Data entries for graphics
╔══

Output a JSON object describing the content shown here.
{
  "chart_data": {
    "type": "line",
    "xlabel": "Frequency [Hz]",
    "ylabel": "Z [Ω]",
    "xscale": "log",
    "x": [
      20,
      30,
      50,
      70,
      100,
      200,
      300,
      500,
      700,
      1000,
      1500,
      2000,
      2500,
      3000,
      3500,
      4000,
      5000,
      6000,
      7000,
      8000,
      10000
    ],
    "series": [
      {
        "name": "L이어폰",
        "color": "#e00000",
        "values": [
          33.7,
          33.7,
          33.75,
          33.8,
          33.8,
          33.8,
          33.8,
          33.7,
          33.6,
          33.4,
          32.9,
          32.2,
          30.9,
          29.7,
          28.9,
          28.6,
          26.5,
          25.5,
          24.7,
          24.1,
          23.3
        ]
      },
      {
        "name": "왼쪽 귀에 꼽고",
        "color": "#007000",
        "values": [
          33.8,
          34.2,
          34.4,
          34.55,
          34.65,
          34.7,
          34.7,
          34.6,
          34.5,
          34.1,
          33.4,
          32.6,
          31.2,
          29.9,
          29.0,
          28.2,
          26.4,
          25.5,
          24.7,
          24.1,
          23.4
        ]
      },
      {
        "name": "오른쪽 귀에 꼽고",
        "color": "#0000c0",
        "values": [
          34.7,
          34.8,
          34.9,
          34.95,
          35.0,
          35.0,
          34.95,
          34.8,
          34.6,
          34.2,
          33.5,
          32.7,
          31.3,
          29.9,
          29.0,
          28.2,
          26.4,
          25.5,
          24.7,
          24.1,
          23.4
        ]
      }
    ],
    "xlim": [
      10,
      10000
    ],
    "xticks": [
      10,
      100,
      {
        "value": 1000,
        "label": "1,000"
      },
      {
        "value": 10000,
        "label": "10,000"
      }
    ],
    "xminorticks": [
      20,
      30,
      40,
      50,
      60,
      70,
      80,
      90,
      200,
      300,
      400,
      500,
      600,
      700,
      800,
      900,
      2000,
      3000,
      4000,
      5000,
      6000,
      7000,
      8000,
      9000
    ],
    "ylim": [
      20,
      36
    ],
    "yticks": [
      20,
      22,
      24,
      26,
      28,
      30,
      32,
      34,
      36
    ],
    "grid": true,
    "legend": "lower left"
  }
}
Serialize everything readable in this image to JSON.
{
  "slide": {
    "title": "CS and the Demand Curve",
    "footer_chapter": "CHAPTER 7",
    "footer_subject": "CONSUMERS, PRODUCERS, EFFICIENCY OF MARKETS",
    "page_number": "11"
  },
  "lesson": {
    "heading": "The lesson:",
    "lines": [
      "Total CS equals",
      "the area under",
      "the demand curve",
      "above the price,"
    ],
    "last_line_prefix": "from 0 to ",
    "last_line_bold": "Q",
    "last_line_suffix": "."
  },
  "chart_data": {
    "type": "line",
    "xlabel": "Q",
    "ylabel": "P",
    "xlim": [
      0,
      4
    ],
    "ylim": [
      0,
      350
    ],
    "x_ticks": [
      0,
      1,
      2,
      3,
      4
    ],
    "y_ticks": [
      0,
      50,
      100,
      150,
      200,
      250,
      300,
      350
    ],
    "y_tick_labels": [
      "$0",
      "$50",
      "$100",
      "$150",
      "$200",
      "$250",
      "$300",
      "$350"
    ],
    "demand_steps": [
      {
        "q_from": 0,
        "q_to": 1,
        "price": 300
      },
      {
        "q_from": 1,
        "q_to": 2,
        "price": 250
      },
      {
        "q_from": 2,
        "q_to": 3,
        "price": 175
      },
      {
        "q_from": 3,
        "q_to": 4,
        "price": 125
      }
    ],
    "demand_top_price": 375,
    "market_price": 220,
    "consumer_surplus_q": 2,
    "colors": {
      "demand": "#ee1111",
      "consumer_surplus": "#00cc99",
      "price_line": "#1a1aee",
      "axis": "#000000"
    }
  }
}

╚══
╔══

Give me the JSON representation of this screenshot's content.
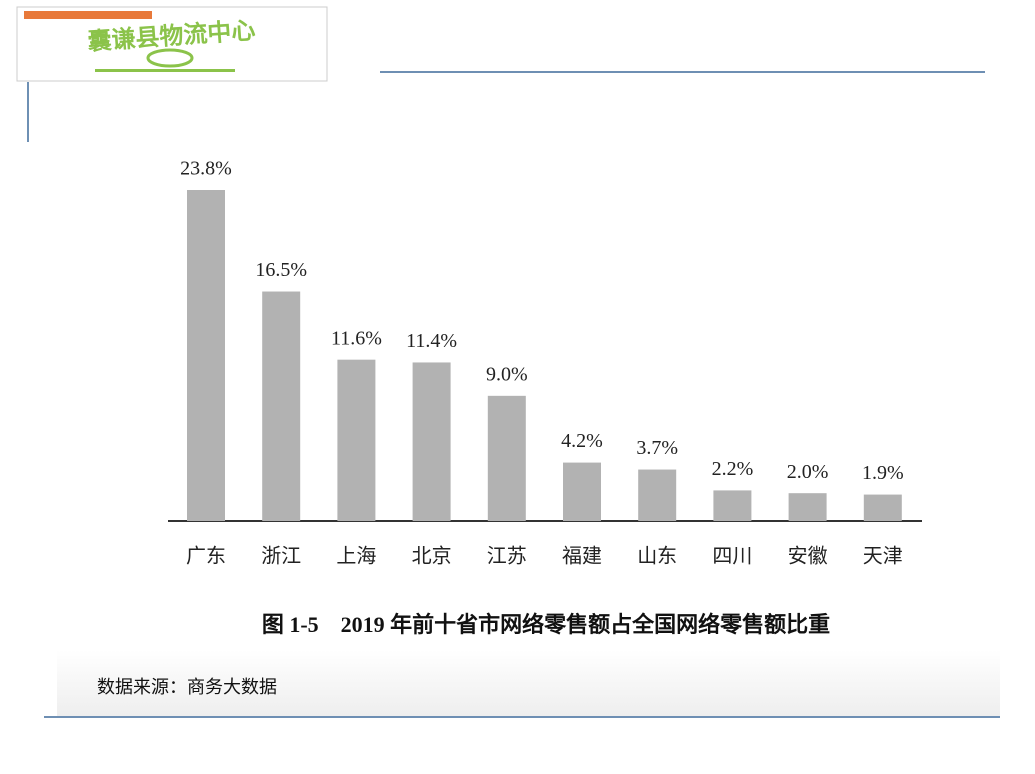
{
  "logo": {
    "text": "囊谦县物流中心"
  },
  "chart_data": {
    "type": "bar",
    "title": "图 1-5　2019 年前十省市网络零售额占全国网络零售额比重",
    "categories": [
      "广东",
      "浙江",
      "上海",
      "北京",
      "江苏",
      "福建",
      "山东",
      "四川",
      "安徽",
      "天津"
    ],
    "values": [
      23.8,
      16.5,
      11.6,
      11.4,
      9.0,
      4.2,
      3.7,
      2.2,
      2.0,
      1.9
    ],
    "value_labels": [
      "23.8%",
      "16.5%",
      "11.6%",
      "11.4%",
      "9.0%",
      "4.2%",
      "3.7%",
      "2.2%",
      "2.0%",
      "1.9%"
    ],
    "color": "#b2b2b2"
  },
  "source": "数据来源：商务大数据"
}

╚══
╔══

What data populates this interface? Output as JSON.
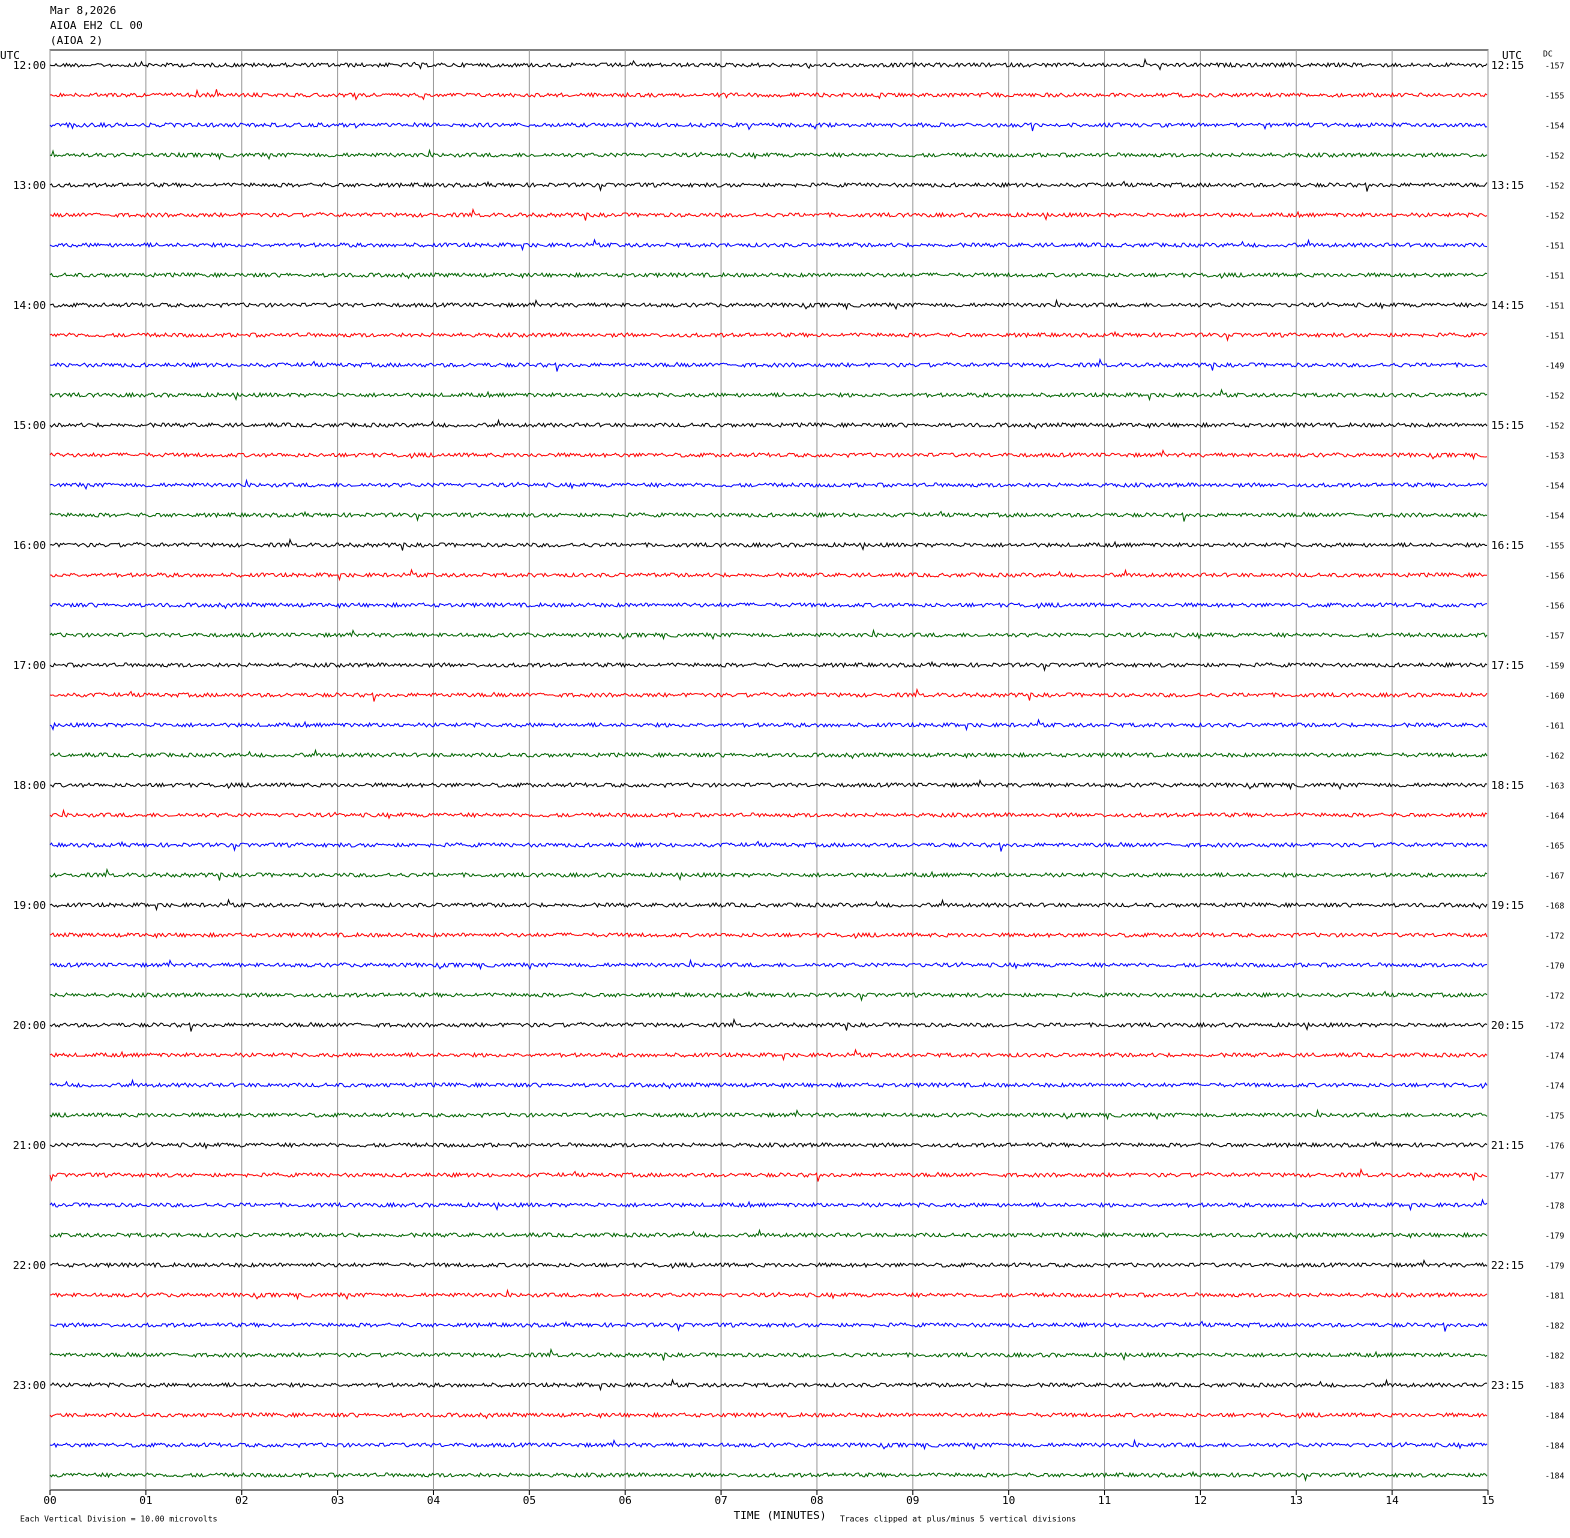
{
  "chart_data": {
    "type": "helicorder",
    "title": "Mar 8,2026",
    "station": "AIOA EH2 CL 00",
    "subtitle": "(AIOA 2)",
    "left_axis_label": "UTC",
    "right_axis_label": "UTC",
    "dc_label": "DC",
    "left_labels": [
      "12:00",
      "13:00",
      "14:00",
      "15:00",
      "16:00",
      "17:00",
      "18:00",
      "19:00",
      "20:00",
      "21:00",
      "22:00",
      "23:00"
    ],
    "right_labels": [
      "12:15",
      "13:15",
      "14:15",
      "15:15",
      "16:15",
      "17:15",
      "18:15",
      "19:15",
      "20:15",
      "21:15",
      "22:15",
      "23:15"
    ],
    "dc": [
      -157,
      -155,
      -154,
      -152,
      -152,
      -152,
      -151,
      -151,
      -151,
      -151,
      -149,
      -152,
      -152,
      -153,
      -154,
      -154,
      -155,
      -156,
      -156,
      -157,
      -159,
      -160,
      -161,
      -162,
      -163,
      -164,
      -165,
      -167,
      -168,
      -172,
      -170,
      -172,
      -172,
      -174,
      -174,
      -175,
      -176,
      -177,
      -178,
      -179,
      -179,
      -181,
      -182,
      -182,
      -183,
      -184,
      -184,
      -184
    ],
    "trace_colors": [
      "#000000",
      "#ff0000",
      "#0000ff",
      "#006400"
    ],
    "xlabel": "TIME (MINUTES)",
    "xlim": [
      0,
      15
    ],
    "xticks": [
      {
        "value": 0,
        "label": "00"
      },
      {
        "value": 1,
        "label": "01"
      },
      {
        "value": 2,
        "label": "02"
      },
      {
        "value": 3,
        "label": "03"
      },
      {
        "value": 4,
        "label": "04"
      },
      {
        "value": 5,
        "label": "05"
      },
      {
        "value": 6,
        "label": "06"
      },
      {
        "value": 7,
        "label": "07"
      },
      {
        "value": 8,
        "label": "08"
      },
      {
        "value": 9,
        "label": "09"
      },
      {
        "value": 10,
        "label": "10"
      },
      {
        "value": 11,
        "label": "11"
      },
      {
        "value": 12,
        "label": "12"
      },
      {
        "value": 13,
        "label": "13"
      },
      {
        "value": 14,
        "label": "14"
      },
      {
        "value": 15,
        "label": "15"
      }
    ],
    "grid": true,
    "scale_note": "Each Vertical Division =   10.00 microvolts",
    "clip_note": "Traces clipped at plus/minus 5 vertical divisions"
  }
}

╚══

=== TASK INSTRUCTIONS ===
Wherever "Output" shows up in a line, copy that line.

=== SOLUTION FOR THIS PROBLEM ===
Output a JSON object describing the content shown here.
What data populates this interface? Output as JSON.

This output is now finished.